+++ Input records +++
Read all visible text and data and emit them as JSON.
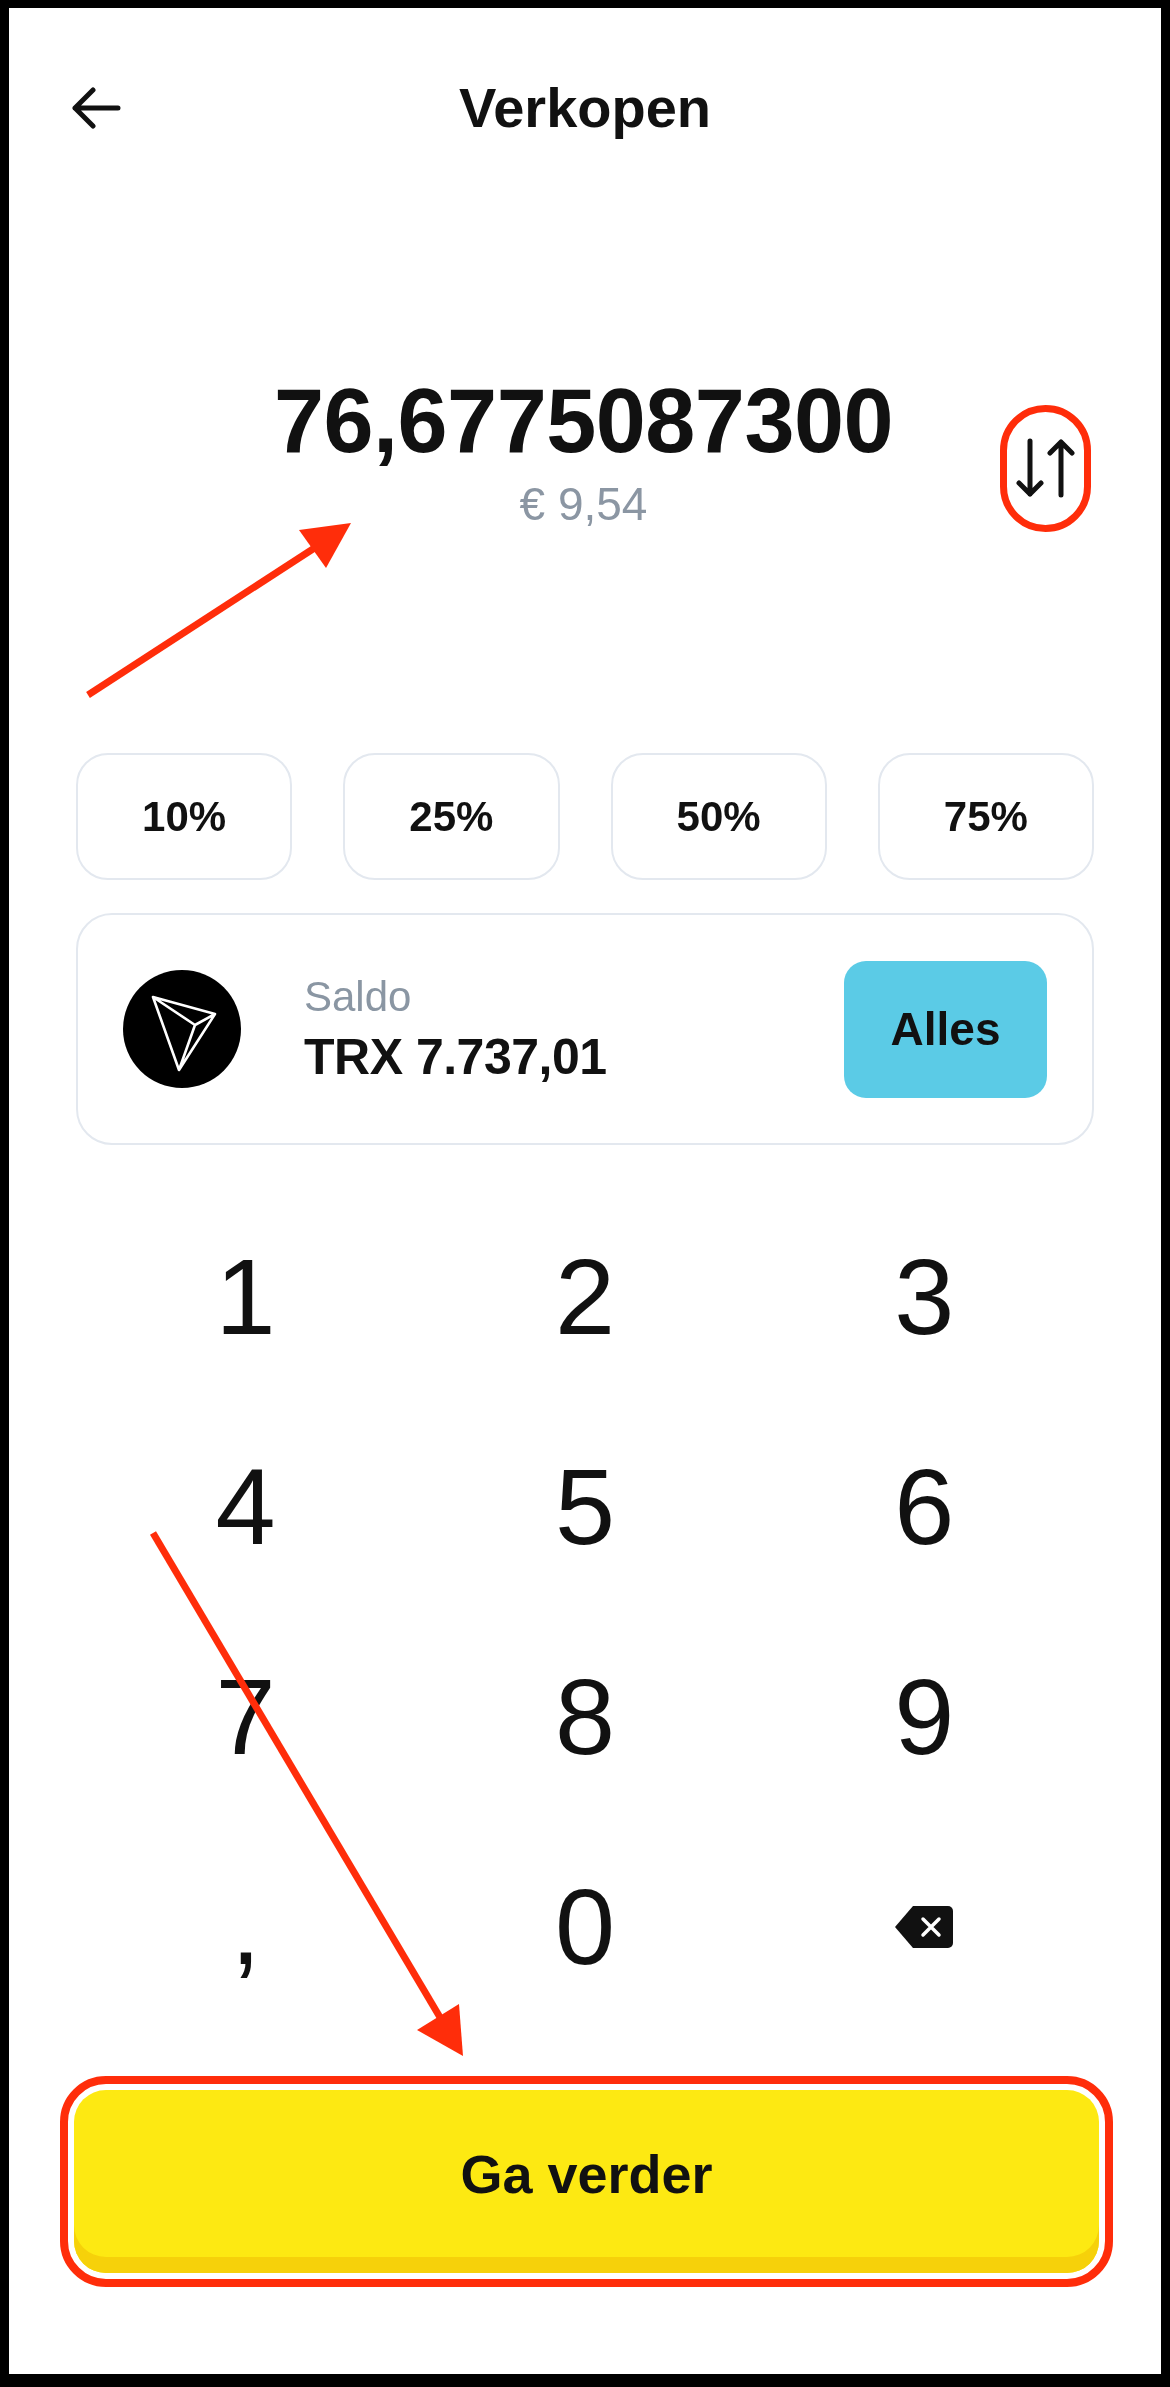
{
  "header": {
    "title": "Verkopen"
  },
  "amount": {
    "value": "76,6775087300",
    "fiat_value": "€ 9,54",
    "swap_button": {
      "highlighted": true
    }
  },
  "percent_buttons": [
    {
      "label": "10%"
    },
    {
      "label": "25%"
    },
    {
      "label": "50%"
    },
    {
      "label": "75%"
    }
  ],
  "balance": {
    "label": "Saldo",
    "value": "TRX 7.737,01",
    "max_button": "Alles"
  },
  "keypad": [
    {
      "kind": "char",
      "label": "1"
    },
    {
      "kind": "char",
      "label": "2"
    },
    {
      "kind": "char",
      "label": "3"
    },
    {
      "kind": "char",
      "label": "4"
    },
    {
      "kind": "char",
      "label": "5"
    },
    {
      "kind": "char",
      "label": "6"
    },
    {
      "kind": "char",
      "label": "7"
    },
    {
      "kind": "char",
      "label": "8"
    },
    {
      "kind": "char",
      "label": "9"
    },
    {
      "kind": "char",
      "label": ","
    },
    {
      "kind": "char",
      "label": "0"
    },
    {
      "kind": "backspace"
    }
  ],
  "continue_button": {
    "label": "Ga verder",
    "highlighted": true
  }
}
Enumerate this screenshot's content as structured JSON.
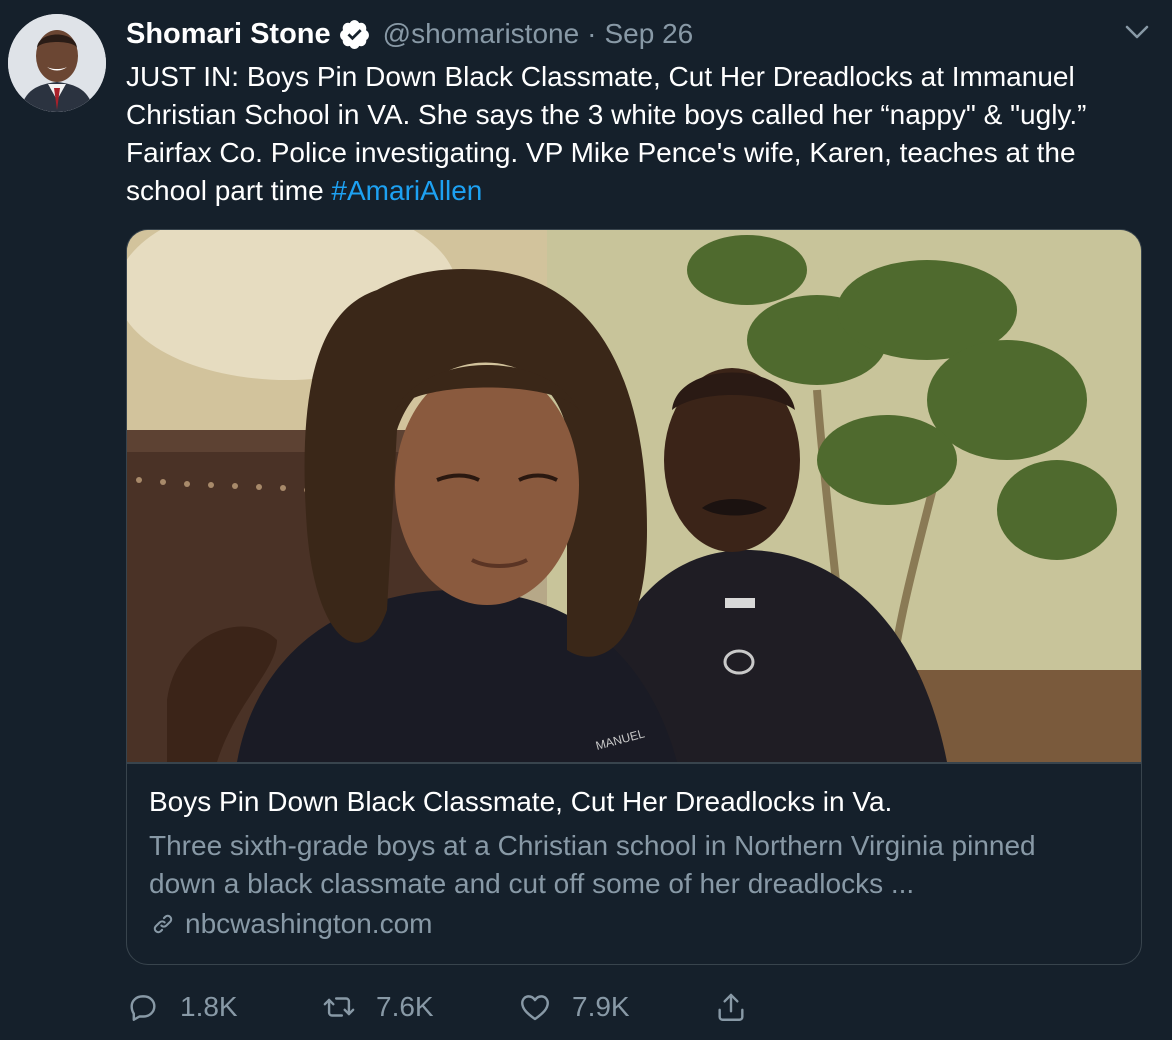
{
  "tweet": {
    "author_name": "Shomari Stone",
    "handle": "@shomaristone",
    "separator": "·",
    "date": "Sep 26",
    "text": "JUST IN: Boys Pin Down Black Classmate, Cut Her Dreadlocks at Immanuel Christian School in VA. She says the 3 white boys called her “nappy\" & \"ugly.” Fairfax Co. Police investigating. VP Mike Pence's wife, Karen, teaches at the school part time ",
    "hashtag": "#AmariAllen",
    "verified_icon": "verified-badge-icon",
    "menu_icon": "chevron-down-icon"
  },
  "card": {
    "title": "Boys Pin Down Black Classmate, Cut Her Dreadlocks in Va.",
    "description": "Three sixth-grade boys at a Christian school in Northern Virginia pinned down a black classmate and cut off some of her dreadlocks ...",
    "domain": "nbcwashington.com",
    "link_icon": "link-icon",
    "image_shirt_text": "MANUEL"
  },
  "actions": {
    "reply_count": "1.8K",
    "retweet_count": "7.6K",
    "like_count": "7.9K",
    "reply_icon": "reply-icon",
    "retweet_icon": "retweet-icon",
    "like_icon": "heart-icon",
    "share_icon": "share-icon"
  },
  "colors": {
    "background": "#15202b",
    "accent": "#1da1f2",
    "secondary_text": "#8899a6",
    "border": "#38444d"
  }
}
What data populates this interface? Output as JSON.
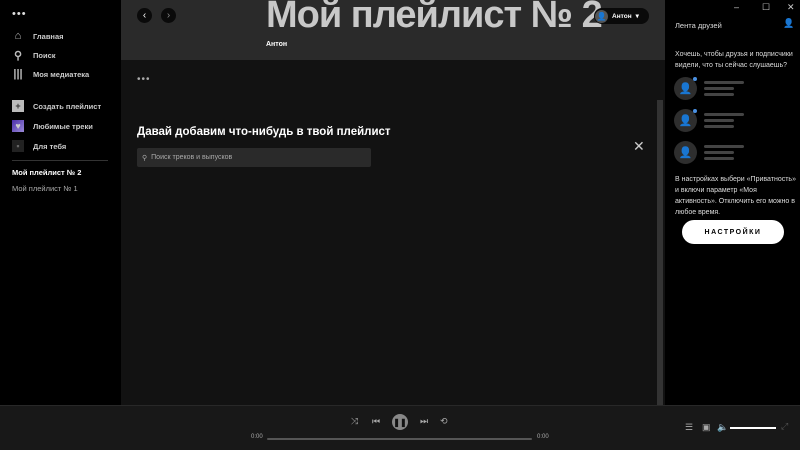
{
  "sidebar": {
    "menu_dots": "•••",
    "nav": [
      {
        "label": "Главная"
      },
      {
        "label": "Поиск"
      },
      {
        "label": "Моя медиатека"
      }
    ],
    "actions": [
      {
        "label": "Создать плейлист"
      },
      {
        "label": "Любимые треки"
      },
      {
        "label": "Для тебя"
      }
    ],
    "playlists": [
      "Мой плейлист № 2",
      "Мой плейлист № 1"
    ]
  },
  "header": {
    "title": "Мой плейлист № 2",
    "owner": "Антон",
    "user": "Антон"
  },
  "main": {
    "more": "•••",
    "add_heading": "Давай добавим что-нибудь в твой плейлист",
    "search_placeholder": "Поиск треков и выпусков"
  },
  "friends": {
    "title": "Лента друзей",
    "question": "Хочешь, чтобы друзья и подписчики видели, что ты сейчас слушаешь?",
    "instructions": "В настройках выбери «Приватность» и включи параметр «Моя активность». Отключить его можно в любое время.",
    "settings_button": "НАСТРОЙКИ"
  },
  "player": {
    "elapsed": "0:00",
    "duration": "0:00",
    "progress": 0,
    "volume": 1.0
  }
}
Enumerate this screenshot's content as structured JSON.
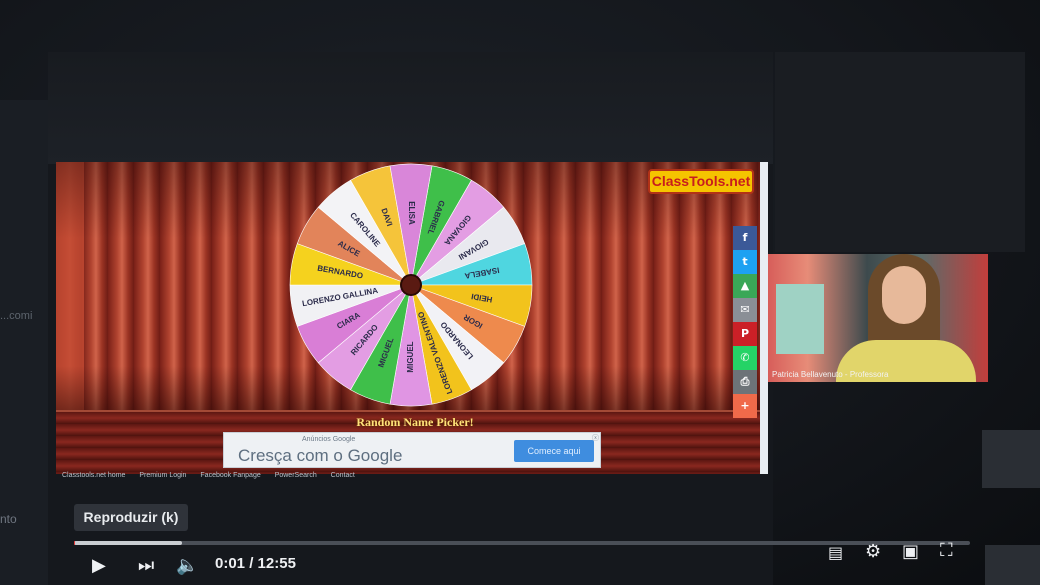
{
  "video": {
    "tooltip": "Reproduzir (k)",
    "current_time": "0:01",
    "separator": " / ",
    "duration": "12:55",
    "progress_played": 0.0013,
    "progress_buffered": 0.12
  },
  "app": {
    "logo": "ClassTools.net",
    "title": "Random Name Picker!"
  },
  "wheel": {
    "names": [
      "GABRIEL",
      "GIOVANA",
      "GIOVANI",
      "ISABELA",
      "HEIDI",
      "IGOR",
      "LEONARDO",
      "LORENZO VALENTINO",
      "MIGUEL",
      "MIGUEL",
      "RICARDO",
      "CIARA",
      "LORENZO GALLINA",
      "BERNARDO",
      "ALICE",
      "CAROLINE",
      "DAVI",
      "ELISA"
    ],
    "colors": [
      "#3fbf4a",
      "#e39de3",
      "#e9e9ef",
      "#4fd6e0",
      "#f2c31c",
      "#ee8a4d",
      "#f2f2f6",
      "#f2c31c",
      "#e095e3",
      "#3fbf4a",
      "#e39de3",
      "#d97ed6",
      "#f1f1f4",
      "#f5d21e",
      "#e2845a",
      "#f3f3f6",
      "#f5c43a",
      "#d986d9"
    ]
  },
  "share": {
    "icons": [
      "facebook-icon",
      "twitter-icon",
      "upload-icon",
      "email-icon",
      "pinterest-icon",
      "whatsapp-icon",
      "print-icon",
      "plus-icon"
    ],
    "glyphs": [
      "f",
      "t",
      "▲",
      "✉",
      "P",
      "✆",
      "⎙",
      "+"
    ],
    "colors": [
      "#3b5998",
      "#1da1f2",
      "#3aa757",
      "#8a8f96",
      "#cb2027",
      "#25d366",
      "#6d7378",
      "#f06a4a"
    ]
  },
  "ad": {
    "small_text": "Anúncios Google",
    "headline": "Cresça com o Google",
    "cta": "Comece aqui",
    "close": "ⓧ"
  },
  "footer": {
    "links": [
      "Classtools.net home",
      "Premium Login",
      "Facebook Fanpage",
      "PowerSearch",
      "Contact"
    ]
  },
  "webcam": {
    "name": "Patricia Bellavenuto - Professora"
  },
  "screen": {
    "left_text": "nto",
    "left_text2": "...comi"
  }
}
+++
Copy out each line word for word, please, skipping the images.

Result -
Read all visible text and data and emit them as JSON.
{
  "header": {
    "title": "Verkopen"
  },
  "amount": {
    "value": "76,6775087300",
    "fiat_value": "€ 9,54",
    "swap_button": {
      "highlighted": true
    }
  },
  "percent_buttons": [
    {
      "label": "10%"
    },
    {
      "label": "25%"
    },
    {
      "label": "50%"
    },
    {
      "label": "75%"
    }
  ],
  "balance": {
    "label": "Saldo",
    "value": "TRX 7.737,01",
    "max_button": "Alles"
  },
  "keypad": [
    {
      "kind": "char",
      "label": "1"
    },
    {
      "kind": "char",
      "label": "2"
    },
    {
      "kind": "char",
      "label": "3"
    },
    {
      "kind": "char",
      "label": "4"
    },
    {
      "kind": "char",
      "label": "5"
    },
    {
      "kind": "char",
      "label": "6"
    },
    {
      "kind": "char",
      "label": "7"
    },
    {
      "kind": "char",
      "label": "8"
    },
    {
      "kind": "char",
      "label": "9"
    },
    {
      "kind": "char",
      "label": ","
    },
    {
      "kind": "char",
      "label": "0"
    },
    {
      "kind": "backspace"
    }
  ],
  "continue_button": {
    "label": "Ga verder",
    "highlighted": true
  }
}
Enumerate this screenshot's content as structured JSON.
{
  "tweet": {
    "author_name": "Shomari Stone",
    "handle": "@shomaristone",
    "separator": "·",
    "date": "Sep 26",
    "text": "JUST IN: Boys Pin Down Black Classmate, Cut Her Dreadlocks at Immanuel Christian School in VA. She says the 3 white boys called her “nappy\" & \"ugly.” Fairfax Co. Police investigating. VP Mike Pence's wife, Karen, teaches at the school part time ",
    "hashtag": "#AmariAllen",
    "verified_icon": "verified-badge-icon",
    "menu_icon": "chevron-down-icon"
  },
  "card": {
    "title": "Boys Pin Down Black Classmate, Cut Her Dreadlocks in Va.",
    "description": "Three sixth-grade boys at a Christian school in Northern Virginia pinned down a black classmate and cut off some of her dreadlocks ...",
    "domain": "nbcwashington.com",
    "link_icon": "link-icon",
    "image_shirt_text": "MANUEL"
  },
  "actions": {
    "reply_count": "1.8K",
    "retweet_count": "7.6K",
    "like_count": "7.9K",
    "reply_icon": "reply-icon",
    "retweet_icon": "retweet-icon",
    "like_icon": "heart-icon",
    "share_icon": "share-icon"
  },
  "colors": {
    "background": "#15202b",
    "accent": "#1da1f2",
    "secondary_text": "#8899a6",
    "border": "#38444d"
  }
}
What data populates this interface? Output as JSON.
{
  "sidebar": {
    "menu_dots": "•••",
    "nav": [
      {
        "label": "Главная"
      },
      {
        "label": "Поиск"
      },
      {
        "label": "Моя медиатека"
      }
    ],
    "actions": [
      {
        "label": "Создать плейлист"
      },
      {
        "label": "Любимые треки"
      },
      {
        "label": "Для тебя"
      }
    ],
    "playlists": [
      "Мой плейлист № 2",
      "Мой плейлист № 1"
    ]
  },
  "header": {
    "title": "Мой плейлист № 2",
    "owner": "Антон",
    "user": "Антон"
  },
  "main": {
    "more": "•••",
    "add_heading": "Давай добавим что-нибудь в твой плейлист",
    "search_placeholder": "Поиск треков и выпусков"
  },
  "friends": {
    "title": "Лента друзей",
    "question": "Хочешь, чтобы друзья и подписчики видели, что ты сейчас слушаешь?",
    "instructions": "В настройках выбери «Приватность» и включи параметр «Моя активность». Отключить его можно в любое время.",
    "settings_button": "НАСТРОЙКИ"
  },
  "player": {
    "elapsed": "0:00",
    "duration": "0:00",
    "progress": 0,
    "volume": 1.0
  }
}
Enumerate this screenshot's content as structured JSON.
{
  "video": {
    "tooltip": "Reproduzir (k)",
    "current_time": "0:01",
    "separator": " / ",
    "duration": "12:55",
    "progress_played": 0.0013,
    "progress_buffered": 0.12
  },
  "app": {
    "logo": "ClassTools.net",
    "title": "Random Name Picker!"
  },
  "wheel": {
    "names": [
      "GABRIEL",
      "GIOVANA",
      "GIOVANI",
      "ISABELA",
      "HEIDI",
      "IGOR",
      "LEONARDO",
      "LORENZO VALENTINO",
      "MIGUEL",
      "MIGUEL",
      "RICARDO",
      "CIARA",
      "LORENZO GALLINA",
      "BERNARDO",
      "ALICE",
      "CAROLINE",
      "DAVI",
      "ELISA"
    ],
    "colors": [
      "#3fbf4a",
      "#e39de3",
      "#e9e9ef",
      "#4fd6e0",
      "#f2c31c",
      "#ee8a4d",
      "#f2f2f6",
      "#f2c31c",
      "#e095e3",
      "#3fbf4a",
      "#e39de3",
      "#d97ed6",
      "#f1f1f4",
      "#f5d21e",
      "#e2845a",
      "#f3f3f6",
      "#f5c43a",
      "#d986d9"
    ]
  },
  "share": {
    "icons": [
      "facebook-icon",
      "twitter-icon",
      "upload-icon",
      "email-icon",
      "pinterest-icon",
      "whatsapp-icon",
      "print-icon",
      "plus-icon"
    ],
    "glyphs": [
      "f",
      "t",
      "▲",
      "✉",
      "P",
      "✆",
      "⎙",
      "+"
    ],
    "colors": [
      "#3b5998",
      "#1da1f2",
      "#3aa757",
      "#8a8f96",
      "#cb2027",
      "#25d366",
      "#6d7378",
      "#f06a4a"
    ]
  },
  "ad": {
    "small_text": "Anúncios Google",
    "headline": "Cresça com o Google",
    "cta": "Comece aqui",
    "close": "ⓧ"
  },
  "footer": {
    "links": [
      "Classtools.net home",
      "Premium Login",
      "Facebook Fanpage",
      "PowerSearch",
      "Contact"
    ]
  },
  "webcam": {
    "name": "Patricia Bellavenuto - Professora"
  },
  "screen": {
    "left_text": "nto",
    "left_text2": "...comi"
  }
}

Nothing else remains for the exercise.